TASK REQUIREMENTS: Search the listing below for the word "Total" and copy each line that holds it.

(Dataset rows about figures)
##############################

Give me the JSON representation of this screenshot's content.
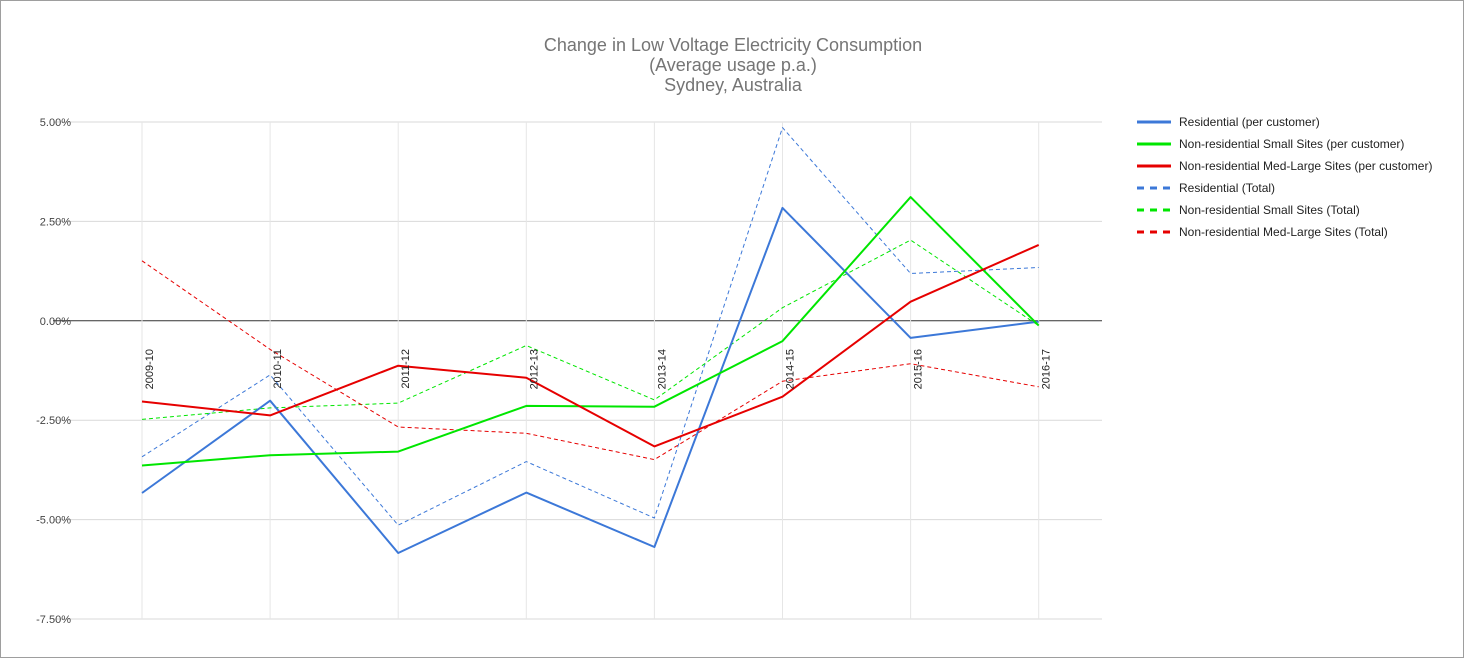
{
  "chart_data": {
    "type": "line",
    "title": [
      "Change in Low Voltage Electricity Consumption",
      "(Average usage p.a.)",
      "Sydney, Australia"
    ],
    "xlabel": "",
    "ylabel": "",
    "categories": [
      "2009-10",
      "2010-11",
      "2011-12",
      "2012-13",
      "2013-14",
      "2014-15",
      "2015-16",
      "2016-17"
    ],
    "ylim": [
      -0.075,
      0.05
    ],
    "yticks": [
      0.05,
      0.025,
      0.0,
      -0.025,
      -0.05,
      -0.075
    ],
    "ytick_labels": [
      "5.00%",
      "2.50%",
      "0.00%",
      "-2.50%",
      "-5.00%",
      "-7.50%"
    ],
    "legend_position": "right",
    "series": [
      {
        "name": "Residential (per customer)",
        "color": "#3c78d8",
        "style": "solid",
        "values": [
          -0.0433,
          -0.0201,
          -0.0584,
          -0.0432,
          -0.0569,
          0.0284,
          -0.0043,
          -0.0002
        ]
      },
      {
        "name": "Non-residential Small Sites (per customer)",
        "color": "#00e600",
        "style": "solid",
        "values": [
          -0.0364,
          -0.0338,
          -0.0329,
          -0.0214,
          -0.0216,
          -0.0051,
          0.0311,
          -0.0012
        ]
      },
      {
        "name": "Non-residential Med-Large Sites (per customer)",
        "color": "#e60000",
        "style": "solid",
        "values": [
          -0.0203,
          -0.0238,
          -0.0113,
          -0.0143,
          -0.0316,
          -0.0191,
          0.0048,
          0.0191
        ]
      },
      {
        "name": "Residential (Total)",
        "color": "#3c78d8",
        "style": "dashed",
        "values": [
          -0.0342,
          -0.0136,
          -0.0514,
          -0.0354,
          -0.0496,
          0.0486,
          0.0119,
          0.0134
        ]
      },
      {
        "name": "Non-residential Small Sites (Total)",
        "color": "#00e600",
        "style": "dashed",
        "values": [
          -0.0248,
          -0.0219,
          -0.0207,
          -0.0062,
          -0.0199,
          0.0033,
          0.0203,
          -0.0012
        ]
      },
      {
        "name": "Non-residential Med-Large Sites (Total)",
        "color": "#e60000",
        "style": "dashed",
        "values": [
          0.0151,
          -0.0072,
          -0.0267,
          -0.0283,
          -0.0349,
          -0.0152,
          -0.0108,
          -0.0166
        ]
      }
    ]
  }
}
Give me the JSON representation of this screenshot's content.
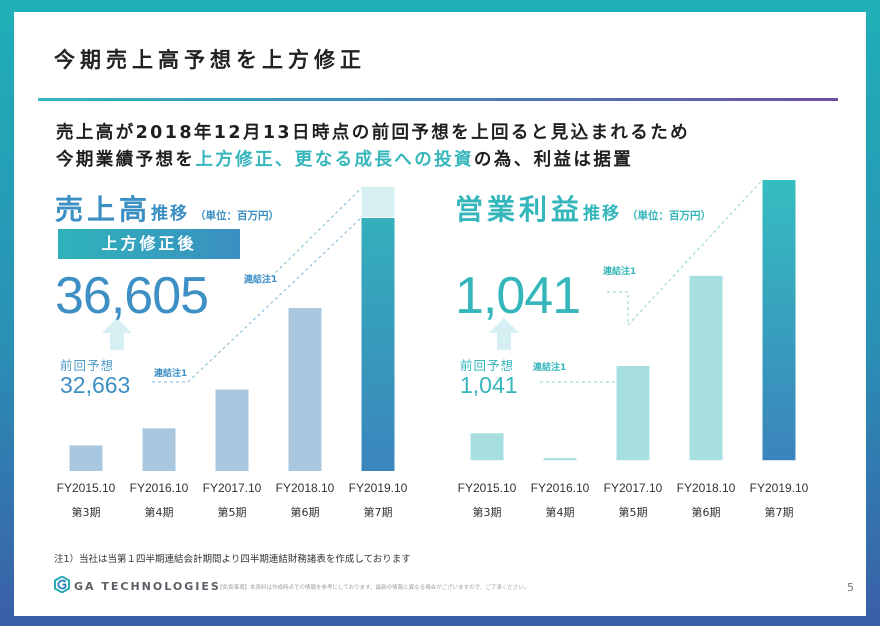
{
  "title": "今期売上高予想を上方修正",
  "lead": {
    "line1": "売上高が2018年12月13日時点の前回予想を上回ると見込まれるため",
    "line2_a": "今期業績予想を",
    "line2_accent": "上方修正、更なる成長への投資",
    "line2_b": "の為、利益は据置"
  },
  "colors": {
    "teal": "#35b6bb",
    "blue": "#4a8fc4",
    "darkblue": "#2f74b4",
    "light_teal": "#a7dfe1",
    "light_blue": "#a9c8e0"
  },
  "revenue": {
    "title_big": "売上高",
    "title_small": "推移",
    "unit": "（単位：百万円）",
    "revised_label": "上方修正後",
    "revised_value": "36,605",
    "revised_note": "連結注1",
    "prev_label": "前回予想",
    "prev_value": "32,663",
    "prev_note": "連結注1"
  },
  "op_income": {
    "title_big": "営業利益",
    "title_small": "推移",
    "unit": "（単位：百万円）",
    "revised_value": "1,041",
    "revised_note": "連結注1",
    "prev_label": "前回予想",
    "prev_value": "1,041",
    "prev_note": "連結注1"
  },
  "chart_data": [
    {
      "type": "bar",
      "title": "売上高推移",
      "categories": [
        "FY2015.10",
        "FY2016.10",
        "FY2017.10",
        "FY2018.10",
        "FY2019.10"
      ],
      "period_labels": [
        "第3期",
        "第4期",
        "第5期",
        "第6期",
        "第7期"
      ],
      "values": [
        3300,
        5500,
        10500,
        21000,
        36605
      ],
      "previous_forecast": 32663,
      "ylim": [
        0,
        37500
      ]
    },
    {
      "type": "bar",
      "title": "営業利益推移",
      "categories": [
        "FY2015.10",
        "FY2016.10",
        "FY2017.10",
        "FY2018.10",
        "FY2019.10"
      ],
      "period_labels": [
        "第3期",
        "第4期",
        "第5期",
        "第6期",
        "第7期"
      ],
      "values": [
        100,
        8,
        350,
        685,
        1041
      ],
      "ylim": [
        -40,
        1041
      ]
    }
  ],
  "footnote": "注1）当社は当第１四半期連結会計期間より四半期連結財務諸表を作成しております",
  "logo_text": "GA TECHNOLOGIES",
  "disclaimer": "【免責事項】本資料は作成時点での情報を参考にしております。最新の情報と異なる場合がございますので、ご了承ください。",
  "page_number": "5"
}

##############################

EXERCISE ANSWER:
        "name": "Residential (Total)",
        "name": "Non-residential Small Sites (Total)",
        "name": "Non-residential Med-Large Sites (Total)",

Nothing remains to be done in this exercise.